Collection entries
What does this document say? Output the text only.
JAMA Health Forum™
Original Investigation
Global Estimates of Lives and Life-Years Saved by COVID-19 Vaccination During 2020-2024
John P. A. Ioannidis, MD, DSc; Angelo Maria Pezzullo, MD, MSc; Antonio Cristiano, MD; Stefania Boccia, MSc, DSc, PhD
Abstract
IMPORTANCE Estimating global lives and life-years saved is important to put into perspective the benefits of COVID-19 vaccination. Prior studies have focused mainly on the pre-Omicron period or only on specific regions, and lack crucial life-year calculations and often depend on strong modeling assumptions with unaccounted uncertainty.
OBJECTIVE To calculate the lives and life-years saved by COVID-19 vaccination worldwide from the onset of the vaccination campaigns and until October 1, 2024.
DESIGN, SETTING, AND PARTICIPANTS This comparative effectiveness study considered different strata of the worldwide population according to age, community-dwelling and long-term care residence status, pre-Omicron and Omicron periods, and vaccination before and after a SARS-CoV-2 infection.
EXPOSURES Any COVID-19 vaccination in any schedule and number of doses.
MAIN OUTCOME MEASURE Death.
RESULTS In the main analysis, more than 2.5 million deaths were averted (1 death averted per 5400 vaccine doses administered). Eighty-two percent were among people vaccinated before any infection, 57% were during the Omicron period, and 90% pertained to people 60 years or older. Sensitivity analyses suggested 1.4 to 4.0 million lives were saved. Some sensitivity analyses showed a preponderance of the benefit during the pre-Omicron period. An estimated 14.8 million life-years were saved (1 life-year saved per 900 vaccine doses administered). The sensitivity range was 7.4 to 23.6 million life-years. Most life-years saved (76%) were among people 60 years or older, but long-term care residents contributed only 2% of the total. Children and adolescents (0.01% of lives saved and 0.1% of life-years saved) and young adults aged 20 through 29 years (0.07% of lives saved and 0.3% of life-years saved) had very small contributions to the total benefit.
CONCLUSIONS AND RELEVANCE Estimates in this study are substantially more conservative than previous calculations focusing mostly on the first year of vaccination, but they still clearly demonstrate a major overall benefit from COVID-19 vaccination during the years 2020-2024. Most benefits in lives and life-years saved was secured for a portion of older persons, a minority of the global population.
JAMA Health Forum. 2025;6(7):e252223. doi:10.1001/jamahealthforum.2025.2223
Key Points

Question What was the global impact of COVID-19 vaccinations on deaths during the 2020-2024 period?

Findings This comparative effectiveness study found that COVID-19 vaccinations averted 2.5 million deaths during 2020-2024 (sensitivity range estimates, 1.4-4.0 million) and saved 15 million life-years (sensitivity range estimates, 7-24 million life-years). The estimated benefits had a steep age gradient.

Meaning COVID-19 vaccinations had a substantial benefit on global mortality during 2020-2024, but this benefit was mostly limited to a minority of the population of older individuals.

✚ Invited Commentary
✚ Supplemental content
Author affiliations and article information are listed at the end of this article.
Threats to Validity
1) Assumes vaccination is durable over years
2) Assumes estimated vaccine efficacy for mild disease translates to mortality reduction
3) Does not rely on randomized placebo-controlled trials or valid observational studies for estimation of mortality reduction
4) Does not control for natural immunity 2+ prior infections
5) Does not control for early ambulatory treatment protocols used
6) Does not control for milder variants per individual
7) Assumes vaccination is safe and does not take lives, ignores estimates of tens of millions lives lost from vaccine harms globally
* * *
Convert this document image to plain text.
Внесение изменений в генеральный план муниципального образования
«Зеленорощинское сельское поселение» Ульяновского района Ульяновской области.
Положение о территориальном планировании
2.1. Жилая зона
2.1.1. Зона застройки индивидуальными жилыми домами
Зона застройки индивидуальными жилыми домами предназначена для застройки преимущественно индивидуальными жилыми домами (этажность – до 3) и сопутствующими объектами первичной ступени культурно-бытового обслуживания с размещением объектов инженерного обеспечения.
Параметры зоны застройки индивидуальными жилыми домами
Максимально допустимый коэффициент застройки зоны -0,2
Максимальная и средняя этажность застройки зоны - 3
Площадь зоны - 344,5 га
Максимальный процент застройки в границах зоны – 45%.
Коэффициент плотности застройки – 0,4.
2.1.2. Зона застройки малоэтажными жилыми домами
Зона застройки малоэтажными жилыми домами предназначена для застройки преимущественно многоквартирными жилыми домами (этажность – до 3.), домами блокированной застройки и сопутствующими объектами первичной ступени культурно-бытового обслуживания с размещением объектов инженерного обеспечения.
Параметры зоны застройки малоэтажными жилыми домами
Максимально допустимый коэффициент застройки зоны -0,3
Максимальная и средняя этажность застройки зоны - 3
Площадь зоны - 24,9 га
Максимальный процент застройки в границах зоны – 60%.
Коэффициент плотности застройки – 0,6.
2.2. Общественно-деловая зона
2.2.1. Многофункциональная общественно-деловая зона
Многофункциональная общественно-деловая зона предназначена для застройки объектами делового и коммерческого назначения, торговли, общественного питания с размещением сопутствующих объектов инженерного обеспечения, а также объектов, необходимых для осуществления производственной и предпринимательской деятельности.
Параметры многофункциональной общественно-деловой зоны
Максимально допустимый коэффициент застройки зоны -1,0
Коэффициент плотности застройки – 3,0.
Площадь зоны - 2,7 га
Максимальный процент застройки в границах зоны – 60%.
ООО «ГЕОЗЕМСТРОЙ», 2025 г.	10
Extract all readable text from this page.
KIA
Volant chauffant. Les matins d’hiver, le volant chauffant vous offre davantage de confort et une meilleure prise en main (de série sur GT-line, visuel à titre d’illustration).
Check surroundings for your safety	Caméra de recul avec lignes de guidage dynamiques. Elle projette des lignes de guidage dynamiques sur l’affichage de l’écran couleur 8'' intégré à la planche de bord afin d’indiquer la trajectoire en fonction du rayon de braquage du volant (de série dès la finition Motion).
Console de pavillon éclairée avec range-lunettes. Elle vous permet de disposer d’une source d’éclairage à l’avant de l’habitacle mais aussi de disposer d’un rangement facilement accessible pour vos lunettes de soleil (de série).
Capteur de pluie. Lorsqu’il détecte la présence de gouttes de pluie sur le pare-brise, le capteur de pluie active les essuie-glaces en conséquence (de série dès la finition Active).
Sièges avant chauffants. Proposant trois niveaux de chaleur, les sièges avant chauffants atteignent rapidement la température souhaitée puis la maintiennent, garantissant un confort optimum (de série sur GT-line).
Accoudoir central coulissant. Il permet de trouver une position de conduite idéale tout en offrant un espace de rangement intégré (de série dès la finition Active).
---
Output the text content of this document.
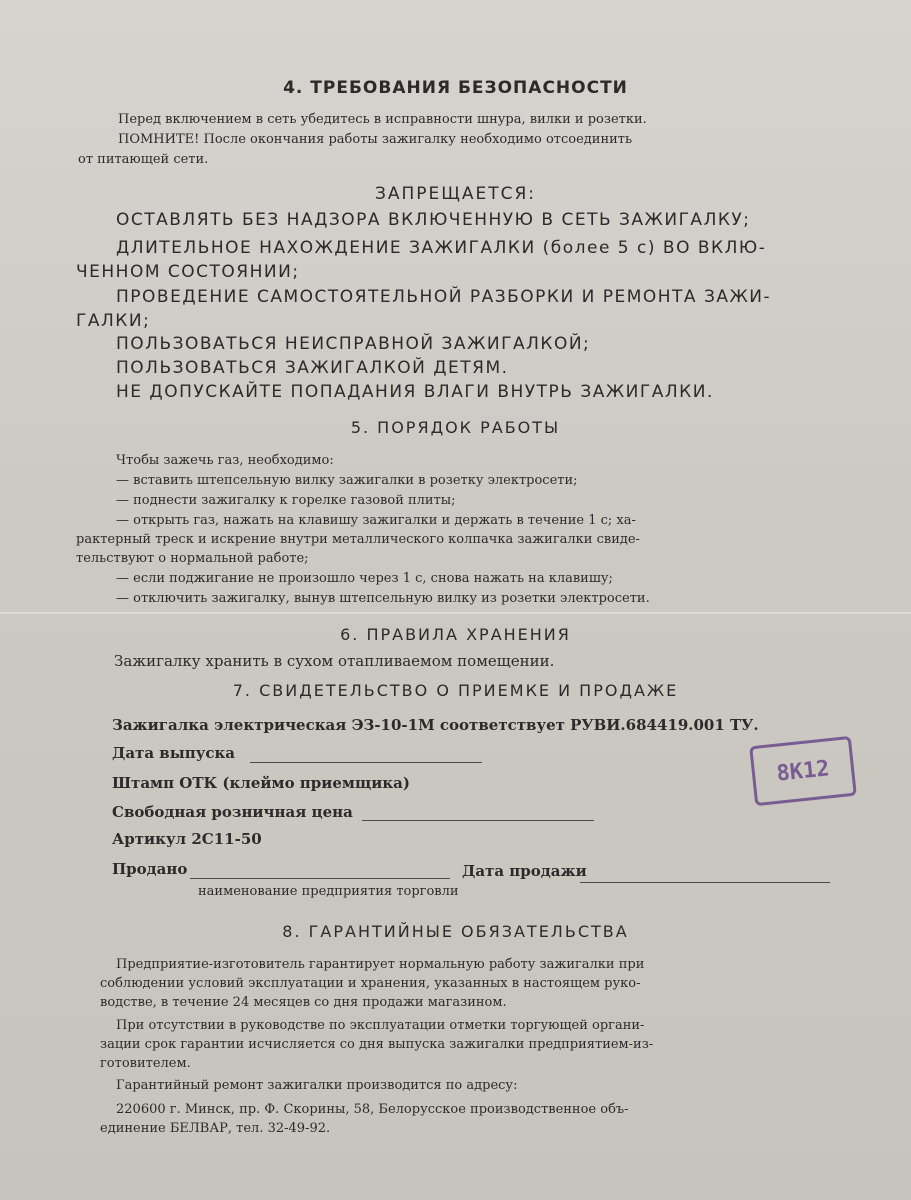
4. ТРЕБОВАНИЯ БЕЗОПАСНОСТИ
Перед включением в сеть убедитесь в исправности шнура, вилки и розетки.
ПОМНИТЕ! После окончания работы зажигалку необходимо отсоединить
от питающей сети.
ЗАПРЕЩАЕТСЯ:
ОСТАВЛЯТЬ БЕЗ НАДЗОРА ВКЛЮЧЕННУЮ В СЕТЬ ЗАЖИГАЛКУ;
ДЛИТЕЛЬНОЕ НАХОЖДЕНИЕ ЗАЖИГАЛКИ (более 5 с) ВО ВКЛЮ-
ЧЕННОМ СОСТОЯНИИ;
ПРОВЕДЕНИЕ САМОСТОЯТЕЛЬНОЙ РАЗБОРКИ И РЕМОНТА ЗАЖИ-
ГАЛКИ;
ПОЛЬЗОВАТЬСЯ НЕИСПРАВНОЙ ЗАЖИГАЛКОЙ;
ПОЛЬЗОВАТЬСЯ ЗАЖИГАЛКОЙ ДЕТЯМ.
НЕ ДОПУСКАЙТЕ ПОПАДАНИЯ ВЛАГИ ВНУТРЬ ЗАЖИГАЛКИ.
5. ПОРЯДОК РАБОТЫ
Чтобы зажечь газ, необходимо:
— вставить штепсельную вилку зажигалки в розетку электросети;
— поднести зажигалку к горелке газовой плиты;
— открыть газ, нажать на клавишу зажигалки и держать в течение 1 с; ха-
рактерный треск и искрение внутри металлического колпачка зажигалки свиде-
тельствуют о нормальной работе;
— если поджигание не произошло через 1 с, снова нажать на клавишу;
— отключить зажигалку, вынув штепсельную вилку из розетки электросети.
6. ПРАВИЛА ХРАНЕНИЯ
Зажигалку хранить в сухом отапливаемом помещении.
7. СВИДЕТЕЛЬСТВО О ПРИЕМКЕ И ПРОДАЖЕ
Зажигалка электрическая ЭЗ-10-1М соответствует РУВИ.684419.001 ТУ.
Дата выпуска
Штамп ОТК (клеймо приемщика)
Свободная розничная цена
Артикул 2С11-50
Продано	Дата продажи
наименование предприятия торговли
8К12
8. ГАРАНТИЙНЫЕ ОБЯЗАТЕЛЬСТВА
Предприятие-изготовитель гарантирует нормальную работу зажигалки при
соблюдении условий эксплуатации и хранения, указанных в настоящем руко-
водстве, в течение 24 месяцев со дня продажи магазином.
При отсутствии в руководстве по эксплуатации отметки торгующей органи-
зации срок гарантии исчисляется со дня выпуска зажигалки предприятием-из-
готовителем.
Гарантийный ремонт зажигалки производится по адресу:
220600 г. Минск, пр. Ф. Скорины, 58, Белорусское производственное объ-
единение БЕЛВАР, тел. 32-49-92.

* **TASK INSTRUCTIONS**
Each line in the entries above that includes the string "effectiveness" should be extracted.

* **OUTPUT FOR THIS EXERCISE**
DESIGN, SETTING, AND PARTICIPANTS This comparative effectiveness study considered different strata of the worldwide population according to age, community-dwelling and long-term care residence status, pre-Omicron and Omicron periods, and vaccination before and after a SARS-CoV-2 infection.
Findings This comparative effectiveness study found that COVID-19 vaccinations averted 2.5 million deaths during 2020-2024 (sensitivity range estimates, 1.4-4.0 million) and saved 15 million life-years (sensitivity range estimates, 7-24 million life-years). The estimated benefits had a steep age gradient.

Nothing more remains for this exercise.